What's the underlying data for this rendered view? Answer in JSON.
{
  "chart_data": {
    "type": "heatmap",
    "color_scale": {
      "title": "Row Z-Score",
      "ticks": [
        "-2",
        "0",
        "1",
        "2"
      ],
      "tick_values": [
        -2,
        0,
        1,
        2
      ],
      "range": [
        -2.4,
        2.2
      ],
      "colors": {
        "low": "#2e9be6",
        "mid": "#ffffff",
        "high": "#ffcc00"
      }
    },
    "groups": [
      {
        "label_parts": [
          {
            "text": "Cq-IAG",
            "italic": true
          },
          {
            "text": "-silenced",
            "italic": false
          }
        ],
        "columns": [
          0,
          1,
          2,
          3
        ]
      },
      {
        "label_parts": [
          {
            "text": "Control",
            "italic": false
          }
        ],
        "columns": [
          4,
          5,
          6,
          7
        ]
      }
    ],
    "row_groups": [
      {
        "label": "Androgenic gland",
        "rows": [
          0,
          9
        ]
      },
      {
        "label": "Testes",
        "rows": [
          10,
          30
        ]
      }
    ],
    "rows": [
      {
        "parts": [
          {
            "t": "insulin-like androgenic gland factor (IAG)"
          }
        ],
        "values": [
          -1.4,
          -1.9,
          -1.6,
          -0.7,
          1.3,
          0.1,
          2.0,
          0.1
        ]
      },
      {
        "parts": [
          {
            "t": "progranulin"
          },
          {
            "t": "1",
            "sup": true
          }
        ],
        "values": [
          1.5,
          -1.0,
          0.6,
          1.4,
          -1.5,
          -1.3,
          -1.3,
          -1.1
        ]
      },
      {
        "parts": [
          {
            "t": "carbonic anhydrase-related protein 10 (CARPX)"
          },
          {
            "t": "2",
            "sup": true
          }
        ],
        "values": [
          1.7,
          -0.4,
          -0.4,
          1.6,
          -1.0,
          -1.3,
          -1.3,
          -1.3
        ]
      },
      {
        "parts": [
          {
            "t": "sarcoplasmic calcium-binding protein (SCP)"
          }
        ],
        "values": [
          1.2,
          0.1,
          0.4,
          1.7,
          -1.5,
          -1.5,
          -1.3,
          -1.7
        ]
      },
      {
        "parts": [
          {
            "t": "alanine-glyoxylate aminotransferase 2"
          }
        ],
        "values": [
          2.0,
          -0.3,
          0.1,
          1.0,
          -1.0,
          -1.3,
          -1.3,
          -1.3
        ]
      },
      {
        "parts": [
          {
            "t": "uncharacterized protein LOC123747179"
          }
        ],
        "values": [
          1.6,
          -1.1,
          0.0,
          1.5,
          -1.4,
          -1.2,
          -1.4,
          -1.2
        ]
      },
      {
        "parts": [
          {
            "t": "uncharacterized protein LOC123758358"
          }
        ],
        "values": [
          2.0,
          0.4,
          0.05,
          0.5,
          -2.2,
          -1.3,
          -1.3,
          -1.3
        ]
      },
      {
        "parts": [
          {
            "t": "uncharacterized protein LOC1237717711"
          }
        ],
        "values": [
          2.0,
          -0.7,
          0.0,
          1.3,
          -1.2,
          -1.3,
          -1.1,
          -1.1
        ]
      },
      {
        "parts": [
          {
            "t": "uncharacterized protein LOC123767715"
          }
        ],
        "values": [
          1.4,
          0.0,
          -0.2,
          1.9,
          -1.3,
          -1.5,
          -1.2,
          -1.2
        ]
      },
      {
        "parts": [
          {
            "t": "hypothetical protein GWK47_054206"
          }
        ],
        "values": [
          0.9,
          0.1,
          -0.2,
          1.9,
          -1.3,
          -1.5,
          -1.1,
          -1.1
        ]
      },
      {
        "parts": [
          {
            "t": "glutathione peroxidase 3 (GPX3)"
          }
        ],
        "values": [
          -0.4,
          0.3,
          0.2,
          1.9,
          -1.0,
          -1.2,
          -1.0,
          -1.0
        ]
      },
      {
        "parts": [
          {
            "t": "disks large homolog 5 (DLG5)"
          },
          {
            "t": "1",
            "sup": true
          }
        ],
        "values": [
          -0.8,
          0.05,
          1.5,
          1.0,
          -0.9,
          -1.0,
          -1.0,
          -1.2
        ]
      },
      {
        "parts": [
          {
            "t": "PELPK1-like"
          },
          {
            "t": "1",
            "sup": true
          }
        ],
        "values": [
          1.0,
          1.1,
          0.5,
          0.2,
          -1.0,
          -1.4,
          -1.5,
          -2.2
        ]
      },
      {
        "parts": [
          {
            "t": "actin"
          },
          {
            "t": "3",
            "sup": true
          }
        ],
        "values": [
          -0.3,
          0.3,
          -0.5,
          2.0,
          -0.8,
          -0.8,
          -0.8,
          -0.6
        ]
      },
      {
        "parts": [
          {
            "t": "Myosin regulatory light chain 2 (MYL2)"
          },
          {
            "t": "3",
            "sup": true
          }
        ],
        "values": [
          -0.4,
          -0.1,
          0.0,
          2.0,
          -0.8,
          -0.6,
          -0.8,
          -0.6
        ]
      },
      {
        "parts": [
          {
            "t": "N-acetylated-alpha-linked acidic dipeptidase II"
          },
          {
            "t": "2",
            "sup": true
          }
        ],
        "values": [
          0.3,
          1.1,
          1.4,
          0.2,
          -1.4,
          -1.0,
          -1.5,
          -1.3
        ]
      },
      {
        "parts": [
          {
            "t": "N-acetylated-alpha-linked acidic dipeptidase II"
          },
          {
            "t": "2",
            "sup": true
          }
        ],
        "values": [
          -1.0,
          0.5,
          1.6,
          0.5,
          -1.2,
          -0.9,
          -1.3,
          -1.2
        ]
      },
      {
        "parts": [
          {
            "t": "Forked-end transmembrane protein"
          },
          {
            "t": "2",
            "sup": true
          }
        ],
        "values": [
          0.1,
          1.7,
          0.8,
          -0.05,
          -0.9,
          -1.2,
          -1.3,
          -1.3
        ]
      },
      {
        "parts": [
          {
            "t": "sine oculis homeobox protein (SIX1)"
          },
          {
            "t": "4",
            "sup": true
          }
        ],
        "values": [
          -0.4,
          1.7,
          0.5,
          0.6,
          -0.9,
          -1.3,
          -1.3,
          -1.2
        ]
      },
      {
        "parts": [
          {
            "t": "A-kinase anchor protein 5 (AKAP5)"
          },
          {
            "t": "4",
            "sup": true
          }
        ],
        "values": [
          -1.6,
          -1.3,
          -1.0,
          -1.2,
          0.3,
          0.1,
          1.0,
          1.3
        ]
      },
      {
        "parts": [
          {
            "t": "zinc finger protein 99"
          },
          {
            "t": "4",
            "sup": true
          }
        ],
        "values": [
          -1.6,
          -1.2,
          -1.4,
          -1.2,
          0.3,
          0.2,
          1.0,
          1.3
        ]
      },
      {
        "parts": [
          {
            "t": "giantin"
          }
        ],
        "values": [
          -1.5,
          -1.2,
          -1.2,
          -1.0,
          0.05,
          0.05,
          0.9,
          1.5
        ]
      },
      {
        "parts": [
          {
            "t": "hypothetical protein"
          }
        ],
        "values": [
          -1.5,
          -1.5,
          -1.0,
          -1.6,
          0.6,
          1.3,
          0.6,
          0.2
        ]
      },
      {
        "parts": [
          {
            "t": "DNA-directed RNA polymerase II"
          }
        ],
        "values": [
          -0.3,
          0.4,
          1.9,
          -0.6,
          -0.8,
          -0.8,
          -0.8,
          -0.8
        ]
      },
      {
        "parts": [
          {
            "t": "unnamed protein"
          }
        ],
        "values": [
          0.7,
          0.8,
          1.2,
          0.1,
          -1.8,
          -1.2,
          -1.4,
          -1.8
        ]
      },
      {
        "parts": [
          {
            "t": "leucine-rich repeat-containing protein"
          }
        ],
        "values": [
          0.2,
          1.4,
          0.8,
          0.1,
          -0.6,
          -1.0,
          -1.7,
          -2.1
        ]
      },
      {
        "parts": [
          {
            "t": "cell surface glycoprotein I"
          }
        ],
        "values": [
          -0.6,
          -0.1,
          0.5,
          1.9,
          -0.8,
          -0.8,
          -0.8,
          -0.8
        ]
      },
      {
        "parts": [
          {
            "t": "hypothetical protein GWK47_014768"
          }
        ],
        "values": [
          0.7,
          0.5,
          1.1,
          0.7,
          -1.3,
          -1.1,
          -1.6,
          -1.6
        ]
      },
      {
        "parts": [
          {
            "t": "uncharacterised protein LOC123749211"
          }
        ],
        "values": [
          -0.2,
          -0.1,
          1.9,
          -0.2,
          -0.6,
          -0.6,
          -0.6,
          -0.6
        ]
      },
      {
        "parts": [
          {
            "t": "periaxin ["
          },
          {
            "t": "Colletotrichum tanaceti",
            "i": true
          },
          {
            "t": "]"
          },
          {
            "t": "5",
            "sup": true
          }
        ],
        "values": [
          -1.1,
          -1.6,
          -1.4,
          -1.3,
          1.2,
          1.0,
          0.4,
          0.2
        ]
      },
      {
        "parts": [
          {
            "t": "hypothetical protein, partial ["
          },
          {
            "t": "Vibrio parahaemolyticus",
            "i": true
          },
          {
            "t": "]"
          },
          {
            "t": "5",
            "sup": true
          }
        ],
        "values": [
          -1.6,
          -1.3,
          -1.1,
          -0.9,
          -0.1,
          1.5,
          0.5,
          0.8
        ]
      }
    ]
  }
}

::::

TASK DESCRIPTION
Which of the lines above mention the word "uncharacterized"? Pull those lines out.

WRITTEN RESPONSE
            "t": "uncharacterized protein LOC123747179"
            "t": "uncharacterized protein LOC123758358"
            "t": "uncharacterized protein LOC1237717711"
            "t": "uncharacterized protein LOC123767715"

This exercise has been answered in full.